• **Extracted material**:
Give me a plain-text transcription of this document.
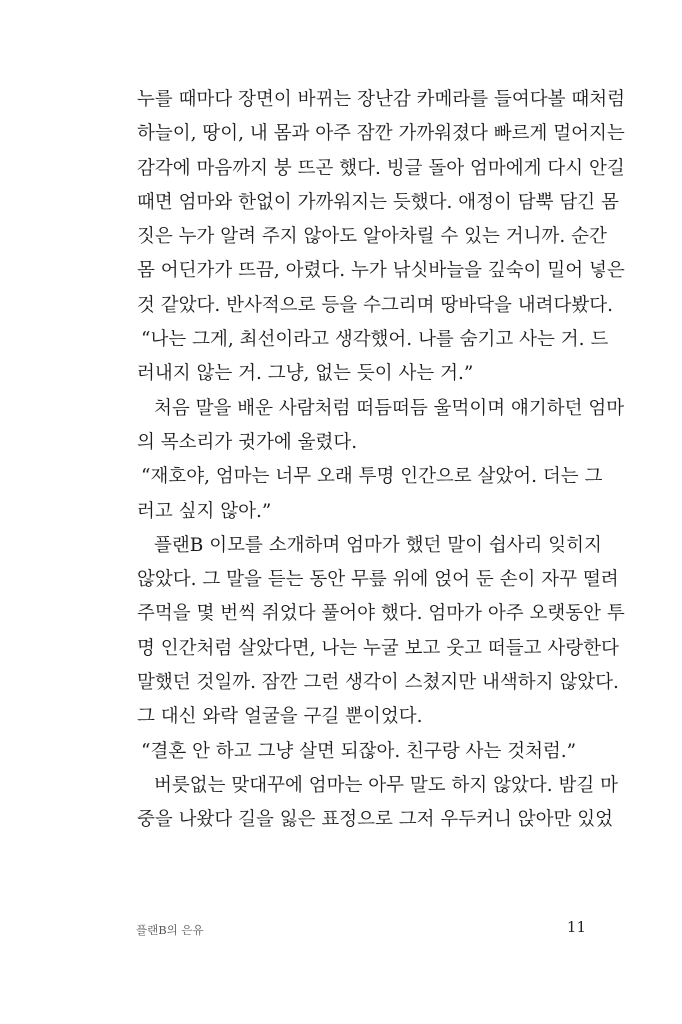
누를 때마다 장면이 바뀌는 장난감 카메라를 들여다볼 때처럼
하늘이, 땅이, 내 몸과 아주 잠깐 가까워졌다 빠르게 멀어지는
감각에 마음까지 붕 뜨곤 했다. 빙글 돌아 엄마에게 다시 안길
때면 엄마와 한없이 가까워지는 듯했다. 애정이 담뿍 담긴 몸
짓은 누가 알려 주지 않아도 알아차릴 수 있는 거니까. 순간
몸 어딘가가 뜨끔, 아렸다. 누가 낚싯바늘을 깊숙이 밀어 넣은
것 같았다. 반사적으로 등을 수그리며 땅바닥을 내려다봤다.
“나는 그게, 최선이라고 생각했어. 나를 숨기고 사는 거. 드
러내지 않는 거. 그냥, 없는 듯이 사는 거.”
처음 말을 배운 사람처럼 떠듬떠듬 울먹이며 얘기하던 엄마
의 목소리가 귓가에 울렸다.
“재호야, 엄마는 너무 오래 투명 인간으로 살았어. 더는 그
러고 싶지 않아.”
플랜B 이모를 소개하며 엄마가 했던 말이 쉽사리 잊히지
않았다. 그 말을 듣는 동안 무릎 위에 얹어 둔 손이 자꾸 떨려
주먹을 몇 번씩 쥐었다 풀어야 했다. 엄마가 아주 오랫동안 투
명 인간처럼 살았다면, 나는 누굴 보고 웃고 떠들고 사랑한다
말했던 것일까. 잠깐 그런 생각이 스쳤지만 내색하지 않았다.
그 대신 와락 얼굴을 구길 뿐이었다.
“결혼 안 하고 그냥 살면 되잖아. 친구랑 사는 것처럼.”
버릇없는 맞대꾸에 엄마는 아무 말도 하지 않았다. 밤길 마
중을 나왔다 길을 잃은 표정으로 그저 우두커니 앉아만 있었
플랜B의 은유	11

• **Description of the task**: Leave every image out, and retype the material exactly.

• **Solution for this problem**:
Give me a plain-text transcription of this document.
누를 때마다 장면이 바뀌는 장난감 카메라를 들여다볼 때처럼
하늘이, 땅이, 내 몸과 아주 잠깐 가까워졌다 빠르게 멀어지는
감각에 마음까지 붕 뜨곤 했다. 빙글 돌아 엄마에게 다시 안길
때면 엄마와 한없이 가까워지는 듯했다. 애정이 담뿍 담긴 몸
짓은 누가 알려 주지 않아도 알아차릴 수 있는 거니까. 순간
몸 어딘가가 뜨끔, 아렸다. 누가 낚싯바늘을 깊숙이 밀어 넣은
것 같았다. 반사적으로 등을 수그리며 땅바닥을 내려다봤다.
“나는 그게, 최선이라고 생각했어. 나를 숨기고 사는 거. 드
러내지 않는 거. 그냥, 없는 듯이 사는 거.”
처음 말을 배운 사람처럼 떠듬떠듬 울먹이며 얘기하던 엄마
의 목소리가 귓가에 울렸다.
“재호야, 엄마는 너무 오래 투명 인간으로 살았어. 더는 그
러고 싶지 않아.”
플랜B 이모를 소개하며 엄마가 했던 말이 쉽사리 잊히지
않았다. 그 말을 듣는 동안 무릎 위에 얹어 둔 손이 자꾸 떨려
주먹을 몇 번씩 쥐었다 풀어야 했다. 엄마가 아주 오랫동안 투
명 인간처럼 살았다면, 나는 누굴 보고 웃고 떠들고 사랑한다
말했던 것일까. 잠깐 그런 생각이 스쳤지만 내색하지 않았다.
그 대신 와락 얼굴을 구길 뿐이었다.
“결혼 안 하고 그냥 살면 되잖아. 친구랑 사는 것처럼.”
버릇없는 맞대꾸에 엄마는 아무 말도 하지 않았다. 밤길 마
중을 나왔다 길을 잃은 표정으로 그저 우두커니 앉아만 있었
플랜B의 은유	11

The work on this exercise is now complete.